Short problem >>
Check each line below for the word "this", and copy those that have it.

Provided data >>
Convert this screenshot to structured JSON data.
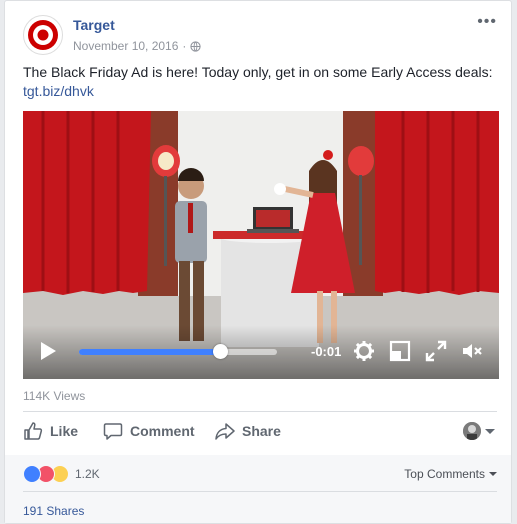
{
  "post": {
    "page_name": "Target",
    "date": "November 10, 2016",
    "separator": "·",
    "text": "The Black Friday Ad is here! Today only, get in on some Early Access deals:",
    "link": "tgt.biz/dhvk",
    "more_icon": "more-horizontal-icon",
    "privacy_icon": "globe-icon"
  },
  "video": {
    "time_label": "-0:01",
    "progress": 0.71,
    "controls": [
      "play-icon",
      "settings-gear-icon",
      "theater-mode-icon",
      "fullscreen-icon",
      "mute-icon"
    ]
  },
  "stats": {
    "views": "114K Views",
    "reaction_count": "1.2K",
    "reactions": [
      "like",
      "love",
      "wow"
    ],
    "shares": "191 Shares",
    "top_comments": "Top Comments"
  },
  "actions": {
    "like": "Like",
    "comment": "Comment",
    "share": "Share"
  },
  "colors": {
    "link": "#365899",
    "progress": "#4080ff",
    "target_red": "#cc0000"
  }
}
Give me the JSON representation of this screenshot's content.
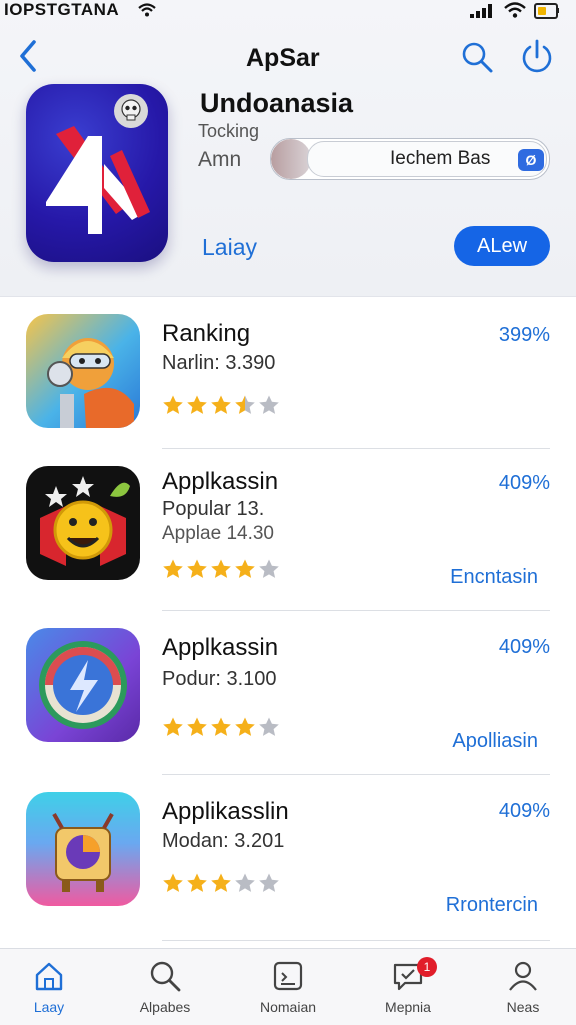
{
  "status_bar": {
    "carrier": "IOPSTGTANA"
  },
  "nav": {
    "title": "ApSar"
  },
  "hero": {
    "app_name": "Undoanasia",
    "subtitle1": "Tocking",
    "subtitle2": "Amn",
    "toggle_text": "Iechem Bas",
    "toggle_badge": "Ø",
    "left_link": "Laiay",
    "primary_button": "ALew"
  },
  "rows": [
    {
      "title": "Ranking",
      "line1": "Narlin: 3.390",
      "line2": "",
      "percent": "399%",
      "action": "",
      "rating": 3.5
    },
    {
      "title": "Applkassin",
      "line1": "Popular 13.",
      "line2": "Applae 14.30",
      "percent": "409%",
      "action": "Encntasin",
      "rating": 4
    },
    {
      "title": "Applkassin",
      "line1": "Podur: 3.100",
      "line2": "",
      "percent": "409%",
      "action": "Apolliasin",
      "rating": 4
    },
    {
      "title": "Applikasslin",
      "line1": "Modan: 3.201",
      "line2": "",
      "percent": "409%",
      "action": "Rrontercin",
      "rating": 3
    }
  ],
  "tabs": [
    {
      "label": "Laay",
      "icon": "home-icon"
    },
    {
      "label": "Alpabes",
      "icon": "search-icon"
    },
    {
      "label": "Nomaian",
      "icon": "inbox-icon"
    },
    {
      "label": "Mepnia",
      "icon": "chat-check-icon",
      "badge": "1"
    },
    {
      "label": "Neas",
      "icon": "person-icon"
    }
  ],
  "colors": {
    "accent": "#1f6fd6",
    "primary_button": "#1565e6",
    "star": "#f5b01a",
    "star_empty": "#b9bcc4",
    "badge": "#e11d2a"
  }
}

Exercise answer >>
Convert this screenshot to structured JSON data.
Give me the JSON representation of this screenshot's content.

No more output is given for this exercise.